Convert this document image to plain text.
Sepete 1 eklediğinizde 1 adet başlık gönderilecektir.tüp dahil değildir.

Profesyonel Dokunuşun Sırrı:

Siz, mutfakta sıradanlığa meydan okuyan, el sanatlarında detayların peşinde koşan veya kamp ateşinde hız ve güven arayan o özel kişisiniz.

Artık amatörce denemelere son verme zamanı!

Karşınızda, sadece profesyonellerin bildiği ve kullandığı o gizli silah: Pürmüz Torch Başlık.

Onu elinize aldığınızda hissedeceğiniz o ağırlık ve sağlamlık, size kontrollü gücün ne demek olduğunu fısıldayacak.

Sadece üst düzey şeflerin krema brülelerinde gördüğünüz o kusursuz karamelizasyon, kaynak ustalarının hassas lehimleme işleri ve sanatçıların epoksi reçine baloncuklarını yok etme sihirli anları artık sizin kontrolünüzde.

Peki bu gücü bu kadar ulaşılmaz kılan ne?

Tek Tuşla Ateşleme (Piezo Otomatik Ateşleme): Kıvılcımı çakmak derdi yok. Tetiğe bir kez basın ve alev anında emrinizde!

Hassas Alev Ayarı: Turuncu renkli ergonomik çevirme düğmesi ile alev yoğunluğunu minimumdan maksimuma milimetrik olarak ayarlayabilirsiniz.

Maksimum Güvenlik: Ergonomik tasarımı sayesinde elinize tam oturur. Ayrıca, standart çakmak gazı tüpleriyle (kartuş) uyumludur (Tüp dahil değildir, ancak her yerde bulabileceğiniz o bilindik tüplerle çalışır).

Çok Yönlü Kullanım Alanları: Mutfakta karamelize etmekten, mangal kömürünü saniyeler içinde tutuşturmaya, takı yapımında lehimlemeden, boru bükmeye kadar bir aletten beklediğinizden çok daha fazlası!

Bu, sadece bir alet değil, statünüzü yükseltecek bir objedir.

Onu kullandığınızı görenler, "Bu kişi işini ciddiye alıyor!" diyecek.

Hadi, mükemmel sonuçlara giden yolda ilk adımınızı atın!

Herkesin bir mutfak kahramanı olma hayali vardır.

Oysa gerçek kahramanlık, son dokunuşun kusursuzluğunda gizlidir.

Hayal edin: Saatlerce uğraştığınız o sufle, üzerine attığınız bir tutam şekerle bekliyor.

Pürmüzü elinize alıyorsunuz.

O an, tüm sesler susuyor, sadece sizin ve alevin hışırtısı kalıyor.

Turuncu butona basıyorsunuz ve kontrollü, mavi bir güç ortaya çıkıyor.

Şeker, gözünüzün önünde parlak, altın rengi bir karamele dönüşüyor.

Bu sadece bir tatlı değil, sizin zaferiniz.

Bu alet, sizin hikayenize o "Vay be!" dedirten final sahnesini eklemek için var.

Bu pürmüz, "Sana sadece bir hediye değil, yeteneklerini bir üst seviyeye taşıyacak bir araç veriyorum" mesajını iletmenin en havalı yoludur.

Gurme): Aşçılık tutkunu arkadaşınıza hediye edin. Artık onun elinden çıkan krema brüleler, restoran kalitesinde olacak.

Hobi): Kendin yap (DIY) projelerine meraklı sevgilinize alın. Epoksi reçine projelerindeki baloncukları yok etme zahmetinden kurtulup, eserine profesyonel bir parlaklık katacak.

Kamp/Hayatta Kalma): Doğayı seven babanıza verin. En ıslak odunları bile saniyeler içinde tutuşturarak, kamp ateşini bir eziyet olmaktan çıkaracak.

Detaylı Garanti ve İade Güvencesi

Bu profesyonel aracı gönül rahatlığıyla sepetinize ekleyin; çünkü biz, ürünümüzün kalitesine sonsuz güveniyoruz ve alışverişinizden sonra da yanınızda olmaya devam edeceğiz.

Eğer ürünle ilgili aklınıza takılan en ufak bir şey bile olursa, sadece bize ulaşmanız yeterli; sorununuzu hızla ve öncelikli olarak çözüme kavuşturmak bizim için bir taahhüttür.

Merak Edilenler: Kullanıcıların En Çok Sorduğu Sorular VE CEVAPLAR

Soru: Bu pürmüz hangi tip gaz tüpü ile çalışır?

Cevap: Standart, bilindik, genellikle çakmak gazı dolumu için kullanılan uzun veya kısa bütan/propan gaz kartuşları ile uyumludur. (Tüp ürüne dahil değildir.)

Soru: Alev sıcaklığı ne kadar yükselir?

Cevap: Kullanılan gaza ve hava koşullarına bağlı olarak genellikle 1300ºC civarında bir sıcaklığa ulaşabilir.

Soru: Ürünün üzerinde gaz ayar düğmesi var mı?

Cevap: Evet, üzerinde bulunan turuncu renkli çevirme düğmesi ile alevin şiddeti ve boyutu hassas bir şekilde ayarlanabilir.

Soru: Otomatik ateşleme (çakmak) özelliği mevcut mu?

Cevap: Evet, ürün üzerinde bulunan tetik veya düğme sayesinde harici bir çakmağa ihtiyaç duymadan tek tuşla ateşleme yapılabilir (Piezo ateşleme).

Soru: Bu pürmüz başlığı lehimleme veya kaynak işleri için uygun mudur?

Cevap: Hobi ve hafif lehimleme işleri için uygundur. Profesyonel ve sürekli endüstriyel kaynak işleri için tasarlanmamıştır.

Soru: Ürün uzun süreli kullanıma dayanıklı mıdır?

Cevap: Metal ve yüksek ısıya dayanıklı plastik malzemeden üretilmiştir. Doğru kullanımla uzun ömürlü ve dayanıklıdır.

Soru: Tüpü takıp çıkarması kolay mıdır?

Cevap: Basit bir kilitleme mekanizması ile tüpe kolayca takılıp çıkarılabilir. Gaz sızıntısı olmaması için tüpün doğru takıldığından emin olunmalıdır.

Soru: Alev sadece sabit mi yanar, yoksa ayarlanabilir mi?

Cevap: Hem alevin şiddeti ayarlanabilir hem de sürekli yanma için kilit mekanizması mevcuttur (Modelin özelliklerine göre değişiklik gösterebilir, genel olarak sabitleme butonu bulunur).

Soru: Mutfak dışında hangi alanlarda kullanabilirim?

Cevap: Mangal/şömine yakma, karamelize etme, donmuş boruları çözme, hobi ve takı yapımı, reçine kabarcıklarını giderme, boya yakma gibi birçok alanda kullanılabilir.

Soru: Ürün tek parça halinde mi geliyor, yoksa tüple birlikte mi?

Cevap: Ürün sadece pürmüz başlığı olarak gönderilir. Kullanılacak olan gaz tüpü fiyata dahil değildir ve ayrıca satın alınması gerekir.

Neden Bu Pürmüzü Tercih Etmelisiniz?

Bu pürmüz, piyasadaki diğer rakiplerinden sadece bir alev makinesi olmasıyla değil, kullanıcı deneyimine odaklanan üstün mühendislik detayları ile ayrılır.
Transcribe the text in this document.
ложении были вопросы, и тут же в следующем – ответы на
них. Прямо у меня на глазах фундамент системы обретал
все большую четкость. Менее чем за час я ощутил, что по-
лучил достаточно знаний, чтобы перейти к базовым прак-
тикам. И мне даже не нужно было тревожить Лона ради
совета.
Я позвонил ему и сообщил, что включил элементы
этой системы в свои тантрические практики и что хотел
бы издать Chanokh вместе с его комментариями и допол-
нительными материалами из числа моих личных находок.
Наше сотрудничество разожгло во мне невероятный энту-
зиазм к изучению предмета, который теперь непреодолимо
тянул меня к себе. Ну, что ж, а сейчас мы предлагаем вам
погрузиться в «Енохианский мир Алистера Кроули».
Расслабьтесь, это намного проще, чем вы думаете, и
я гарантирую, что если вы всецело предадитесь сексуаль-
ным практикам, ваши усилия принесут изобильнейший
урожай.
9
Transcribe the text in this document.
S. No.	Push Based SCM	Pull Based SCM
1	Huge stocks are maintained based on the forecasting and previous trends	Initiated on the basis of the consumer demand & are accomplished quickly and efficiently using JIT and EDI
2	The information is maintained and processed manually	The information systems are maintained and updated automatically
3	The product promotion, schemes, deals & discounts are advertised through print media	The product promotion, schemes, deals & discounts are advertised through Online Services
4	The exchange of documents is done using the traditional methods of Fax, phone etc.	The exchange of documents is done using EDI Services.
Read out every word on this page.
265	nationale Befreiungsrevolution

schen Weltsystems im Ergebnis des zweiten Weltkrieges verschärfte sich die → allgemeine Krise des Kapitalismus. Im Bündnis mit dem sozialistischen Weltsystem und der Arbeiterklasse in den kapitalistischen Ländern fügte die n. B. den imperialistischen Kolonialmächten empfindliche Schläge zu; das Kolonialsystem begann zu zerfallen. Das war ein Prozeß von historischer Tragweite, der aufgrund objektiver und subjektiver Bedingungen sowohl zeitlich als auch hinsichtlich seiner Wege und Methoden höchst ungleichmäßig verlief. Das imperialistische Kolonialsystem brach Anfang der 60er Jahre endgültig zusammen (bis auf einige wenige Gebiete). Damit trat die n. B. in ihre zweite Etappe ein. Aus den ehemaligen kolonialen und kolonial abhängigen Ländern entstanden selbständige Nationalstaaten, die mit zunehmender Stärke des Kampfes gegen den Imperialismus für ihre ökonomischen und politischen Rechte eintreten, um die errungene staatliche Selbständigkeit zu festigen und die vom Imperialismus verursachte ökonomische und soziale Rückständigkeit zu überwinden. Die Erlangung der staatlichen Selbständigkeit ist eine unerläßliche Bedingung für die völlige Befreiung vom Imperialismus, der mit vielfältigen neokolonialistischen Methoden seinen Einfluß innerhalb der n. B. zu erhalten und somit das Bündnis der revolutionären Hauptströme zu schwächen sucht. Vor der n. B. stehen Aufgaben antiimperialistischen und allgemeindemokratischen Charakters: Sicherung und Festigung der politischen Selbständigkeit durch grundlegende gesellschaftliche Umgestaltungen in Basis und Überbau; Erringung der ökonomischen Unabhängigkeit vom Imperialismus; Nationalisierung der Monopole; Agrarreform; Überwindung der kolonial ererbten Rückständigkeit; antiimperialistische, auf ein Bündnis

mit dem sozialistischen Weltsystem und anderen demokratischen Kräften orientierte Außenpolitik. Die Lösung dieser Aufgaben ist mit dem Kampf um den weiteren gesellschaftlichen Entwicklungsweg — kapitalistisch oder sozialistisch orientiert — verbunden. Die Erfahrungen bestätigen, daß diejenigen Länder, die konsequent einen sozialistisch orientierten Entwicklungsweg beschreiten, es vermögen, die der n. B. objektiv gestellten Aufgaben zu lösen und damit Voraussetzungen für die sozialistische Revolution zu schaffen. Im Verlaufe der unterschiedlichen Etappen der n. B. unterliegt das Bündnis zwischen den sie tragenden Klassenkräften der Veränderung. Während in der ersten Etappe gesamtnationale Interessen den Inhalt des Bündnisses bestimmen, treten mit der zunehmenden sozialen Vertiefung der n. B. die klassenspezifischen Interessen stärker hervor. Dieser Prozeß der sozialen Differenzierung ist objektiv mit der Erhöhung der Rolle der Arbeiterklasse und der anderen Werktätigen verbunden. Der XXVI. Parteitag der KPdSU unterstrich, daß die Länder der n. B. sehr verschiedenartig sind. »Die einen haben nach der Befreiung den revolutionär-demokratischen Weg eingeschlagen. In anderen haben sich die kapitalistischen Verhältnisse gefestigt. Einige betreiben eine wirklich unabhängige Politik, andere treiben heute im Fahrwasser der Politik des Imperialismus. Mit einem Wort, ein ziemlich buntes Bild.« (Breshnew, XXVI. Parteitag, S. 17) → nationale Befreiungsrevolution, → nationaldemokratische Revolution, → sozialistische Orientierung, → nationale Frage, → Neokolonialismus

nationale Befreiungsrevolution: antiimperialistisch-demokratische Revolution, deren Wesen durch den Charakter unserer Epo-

#### [Do this]
Reply with nothing but the number of lines in the data above that contain "sürekli".

#### [Output for this task]
2